**Exercise instructions:** Across the listing below, how many lines hold "calendar"? Reply with the number by itself.

***** Data for this task *****

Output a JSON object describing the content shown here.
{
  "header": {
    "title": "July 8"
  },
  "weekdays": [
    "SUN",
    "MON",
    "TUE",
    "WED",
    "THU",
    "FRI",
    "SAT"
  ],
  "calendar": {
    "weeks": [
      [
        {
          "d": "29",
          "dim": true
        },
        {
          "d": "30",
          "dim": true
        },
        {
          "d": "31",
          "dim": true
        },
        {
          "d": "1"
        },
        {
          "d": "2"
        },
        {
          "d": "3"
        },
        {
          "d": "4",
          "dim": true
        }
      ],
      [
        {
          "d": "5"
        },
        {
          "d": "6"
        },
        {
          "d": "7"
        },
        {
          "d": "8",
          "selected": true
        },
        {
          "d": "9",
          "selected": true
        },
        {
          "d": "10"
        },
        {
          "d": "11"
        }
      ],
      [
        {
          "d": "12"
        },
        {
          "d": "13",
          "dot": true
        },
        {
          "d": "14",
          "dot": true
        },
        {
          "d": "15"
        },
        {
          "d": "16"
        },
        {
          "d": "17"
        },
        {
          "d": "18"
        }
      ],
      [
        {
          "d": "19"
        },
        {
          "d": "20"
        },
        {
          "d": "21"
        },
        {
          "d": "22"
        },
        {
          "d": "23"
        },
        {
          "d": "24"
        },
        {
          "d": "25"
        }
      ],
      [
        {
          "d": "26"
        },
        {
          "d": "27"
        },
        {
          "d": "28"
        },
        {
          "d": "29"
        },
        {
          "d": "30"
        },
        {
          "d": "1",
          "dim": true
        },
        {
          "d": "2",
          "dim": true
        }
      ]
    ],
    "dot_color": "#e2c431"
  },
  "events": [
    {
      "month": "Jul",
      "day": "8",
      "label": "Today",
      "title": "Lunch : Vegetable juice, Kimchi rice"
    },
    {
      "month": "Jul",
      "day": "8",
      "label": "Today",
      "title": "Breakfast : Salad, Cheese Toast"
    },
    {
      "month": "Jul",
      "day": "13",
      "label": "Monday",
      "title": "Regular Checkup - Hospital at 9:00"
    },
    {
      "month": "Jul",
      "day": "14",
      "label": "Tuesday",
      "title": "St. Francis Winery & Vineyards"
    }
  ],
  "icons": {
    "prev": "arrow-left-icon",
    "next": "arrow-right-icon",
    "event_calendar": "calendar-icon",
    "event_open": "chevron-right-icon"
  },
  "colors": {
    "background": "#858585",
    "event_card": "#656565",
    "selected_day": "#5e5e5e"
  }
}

*****
***** Data for this task *****

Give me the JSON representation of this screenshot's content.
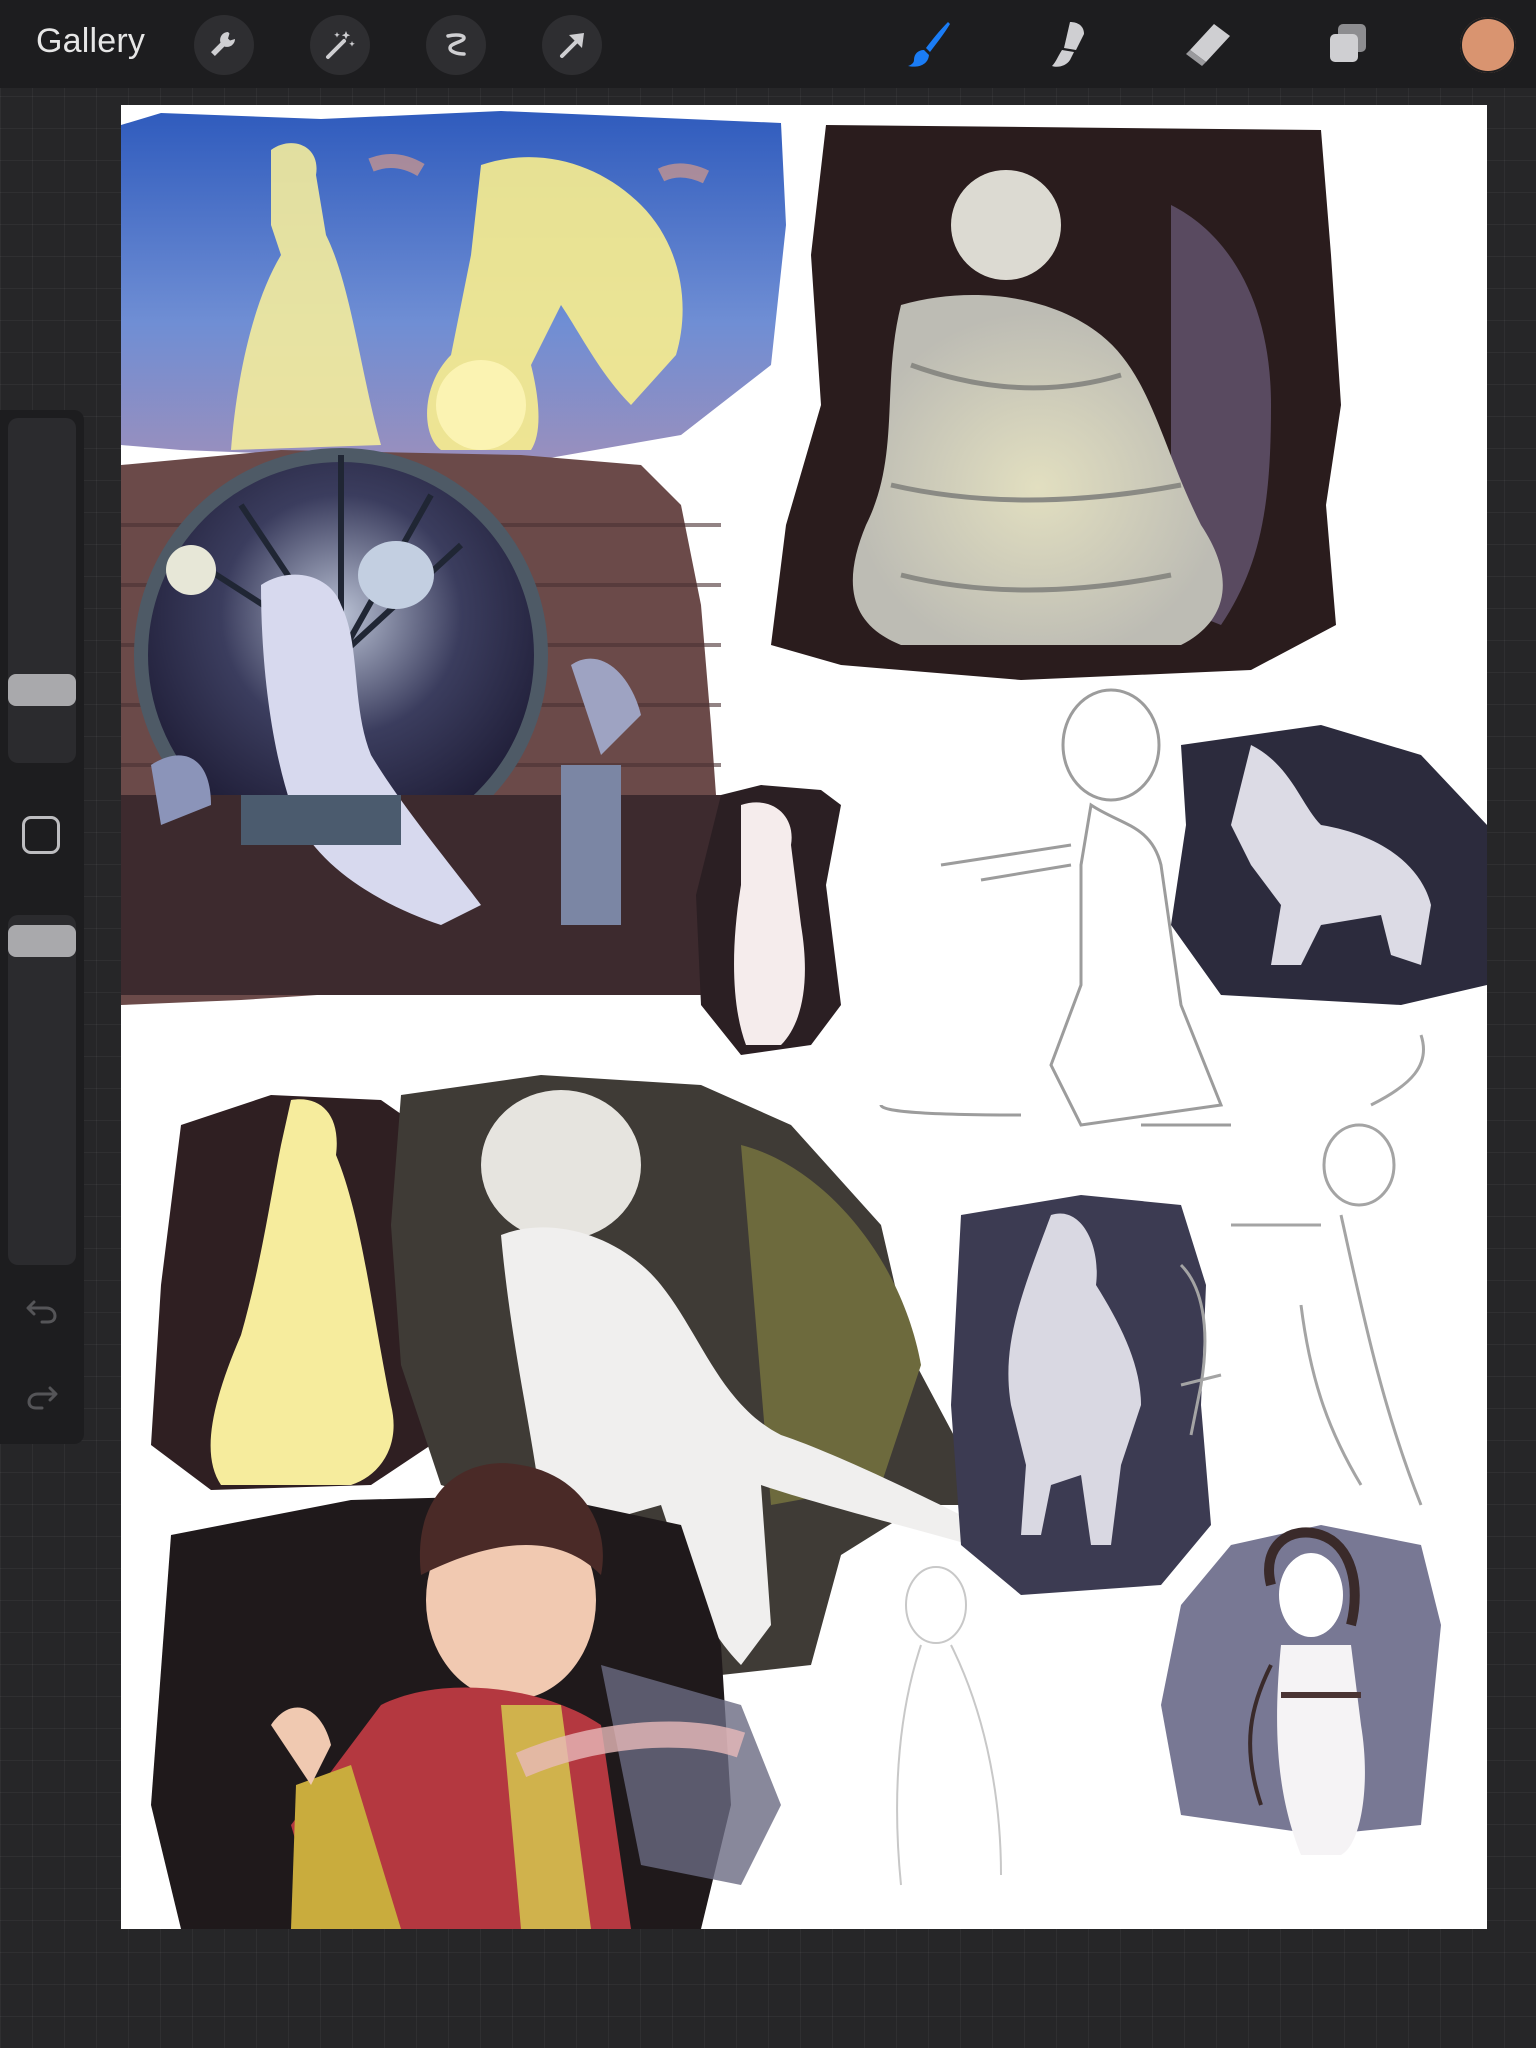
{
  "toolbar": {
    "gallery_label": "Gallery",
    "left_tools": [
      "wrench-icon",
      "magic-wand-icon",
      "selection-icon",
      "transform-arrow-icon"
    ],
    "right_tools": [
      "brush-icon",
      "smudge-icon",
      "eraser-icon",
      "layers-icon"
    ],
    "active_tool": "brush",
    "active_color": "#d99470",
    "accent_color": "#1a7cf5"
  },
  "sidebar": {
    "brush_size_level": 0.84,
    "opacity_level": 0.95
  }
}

*****
***** Data for this task *****

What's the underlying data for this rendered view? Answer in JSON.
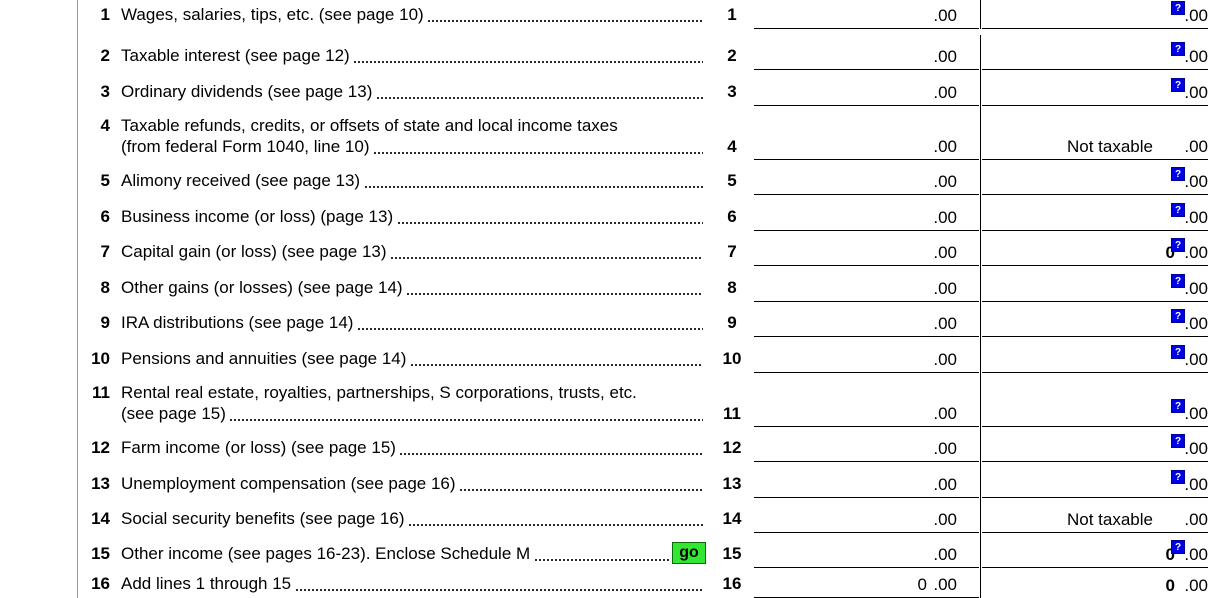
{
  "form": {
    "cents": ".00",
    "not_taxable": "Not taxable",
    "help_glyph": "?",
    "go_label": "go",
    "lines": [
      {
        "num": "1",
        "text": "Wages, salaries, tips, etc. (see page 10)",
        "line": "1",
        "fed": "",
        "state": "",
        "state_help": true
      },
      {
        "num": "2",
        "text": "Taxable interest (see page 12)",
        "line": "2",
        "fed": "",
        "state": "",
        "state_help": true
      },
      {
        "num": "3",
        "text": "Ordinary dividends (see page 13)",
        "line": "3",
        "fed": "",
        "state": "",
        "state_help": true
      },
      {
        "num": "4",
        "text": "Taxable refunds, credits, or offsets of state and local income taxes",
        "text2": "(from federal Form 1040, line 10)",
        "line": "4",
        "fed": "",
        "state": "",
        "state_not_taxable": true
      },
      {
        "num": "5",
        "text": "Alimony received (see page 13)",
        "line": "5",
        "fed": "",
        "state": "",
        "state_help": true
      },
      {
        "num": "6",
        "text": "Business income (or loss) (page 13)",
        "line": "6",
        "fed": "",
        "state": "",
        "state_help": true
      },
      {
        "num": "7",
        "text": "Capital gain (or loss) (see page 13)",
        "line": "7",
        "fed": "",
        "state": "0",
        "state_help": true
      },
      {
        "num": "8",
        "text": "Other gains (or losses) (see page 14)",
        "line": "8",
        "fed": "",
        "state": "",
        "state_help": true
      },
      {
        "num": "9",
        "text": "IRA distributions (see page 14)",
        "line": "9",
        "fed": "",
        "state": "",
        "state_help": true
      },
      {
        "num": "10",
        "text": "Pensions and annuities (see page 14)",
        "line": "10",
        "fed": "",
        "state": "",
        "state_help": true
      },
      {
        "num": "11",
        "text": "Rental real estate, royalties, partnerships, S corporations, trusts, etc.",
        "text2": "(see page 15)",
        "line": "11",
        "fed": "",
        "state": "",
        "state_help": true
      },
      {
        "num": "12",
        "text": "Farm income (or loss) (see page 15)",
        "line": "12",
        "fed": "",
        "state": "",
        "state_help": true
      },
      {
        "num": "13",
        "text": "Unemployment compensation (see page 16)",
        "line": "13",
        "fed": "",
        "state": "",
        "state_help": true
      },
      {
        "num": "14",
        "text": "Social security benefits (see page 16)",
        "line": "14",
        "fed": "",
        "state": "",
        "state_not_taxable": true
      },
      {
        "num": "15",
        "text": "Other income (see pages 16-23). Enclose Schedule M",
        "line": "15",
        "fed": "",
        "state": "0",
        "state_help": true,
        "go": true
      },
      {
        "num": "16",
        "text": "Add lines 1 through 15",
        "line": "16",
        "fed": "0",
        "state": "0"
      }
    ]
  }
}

*****

**Result of the exercise:** 2